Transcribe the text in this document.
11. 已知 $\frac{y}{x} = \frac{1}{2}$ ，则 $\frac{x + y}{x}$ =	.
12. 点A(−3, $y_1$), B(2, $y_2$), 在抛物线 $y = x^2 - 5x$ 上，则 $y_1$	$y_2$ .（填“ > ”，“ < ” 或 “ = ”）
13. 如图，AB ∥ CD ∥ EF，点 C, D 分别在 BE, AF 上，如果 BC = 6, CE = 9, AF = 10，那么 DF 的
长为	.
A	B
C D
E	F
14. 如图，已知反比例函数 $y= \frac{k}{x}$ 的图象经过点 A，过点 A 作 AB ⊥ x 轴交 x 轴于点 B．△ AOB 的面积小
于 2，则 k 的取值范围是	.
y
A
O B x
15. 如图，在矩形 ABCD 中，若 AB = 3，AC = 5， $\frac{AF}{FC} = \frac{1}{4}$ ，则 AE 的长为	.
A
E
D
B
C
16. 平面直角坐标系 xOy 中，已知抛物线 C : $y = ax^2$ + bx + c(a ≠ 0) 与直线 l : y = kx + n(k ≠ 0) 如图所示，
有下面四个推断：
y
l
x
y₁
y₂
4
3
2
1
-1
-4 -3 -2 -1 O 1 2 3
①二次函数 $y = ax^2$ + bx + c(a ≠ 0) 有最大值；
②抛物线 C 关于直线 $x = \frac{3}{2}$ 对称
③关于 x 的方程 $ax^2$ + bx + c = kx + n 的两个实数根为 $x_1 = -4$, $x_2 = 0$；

— TO DO —
Look through the records and gather each line with the word "frac".

— RESULT FOR THIS TASK —
11. 已知 $\frac{y}{x} = \frac{1}{2}$ ，则 $\frac{x + y}{x}$ =	.
14. 如图，已知反比例函数 $y= \frac{k}{x}$ 的图象经过点 A，过点 A 作 AB ⊥ x 轴交 x 轴于点 B．△ AOB 的面积小
15. 如图，在矩形 ABCD 中，若 AB = 3，AC = 5， $\frac{AF}{FC} = \frac{1}{4}$ ，则 AE 的长为	.
②抛物线 C 关于直线 $x = \frac{3}{2}$ 对称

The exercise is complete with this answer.